» The task: For the records that follow, return only the count of lines containing the string "growth".
======== Material for the task ========
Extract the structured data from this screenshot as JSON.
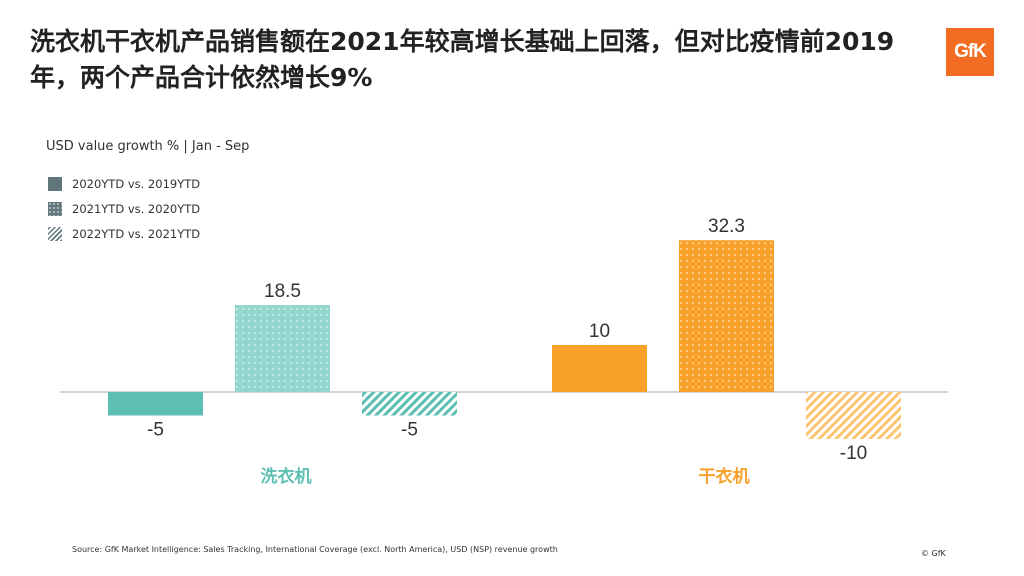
{
  "title": "洗衣机干衣机产品销售额在2021年较高增长基础上回落，但对比疫情前2019年，两个产品合计依然增长9%",
  "logo_text": "GfK",
  "footer": {
    "source": "Source: GfK Market Intelligence: Sales Tracking, International Coverage (excl. North America), USD (NSP) revenue growth",
    "copyright": "© GfK"
  },
  "colors": {
    "washer": "#5dbfb3",
    "dryer": "#f9a22b",
    "legend": "#62767b",
    "axis": "#aaaaaa"
  },
  "chart_data": {
    "type": "bar",
    "subtitle": "USD value growth % | Jan - Sep",
    "categories": [
      "洗衣机",
      "干衣机"
    ],
    "series": [
      {
        "name": "2020YTD vs. 2019YTD",
        "pattern": "solid",
        "values": [
          -5,
          10
        ]
      },
      {
        "name": "2021YTD vs. 2020YTD",
        "pattern": "dots",
        "values": [
          18.5,
          32.3
        ]
      },
      {
        "name": "2022YTD vs. 2021YTD",
        "pattern": "hatch",
        "values": [
          -5,
          -10
        ]
      }
    ],
    "data_labels": [
      [
        "-5",
        "10"
      ],
      [
        "18.5",
        "32.3"
      ],
      [
        "-5",
        "-10"
      ]
    ],
    "ylim": [
      -10,
      32.3
    ],
    "grid": false,
    "legend_position": "top-left"
  }
}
========
» Result for this task: 2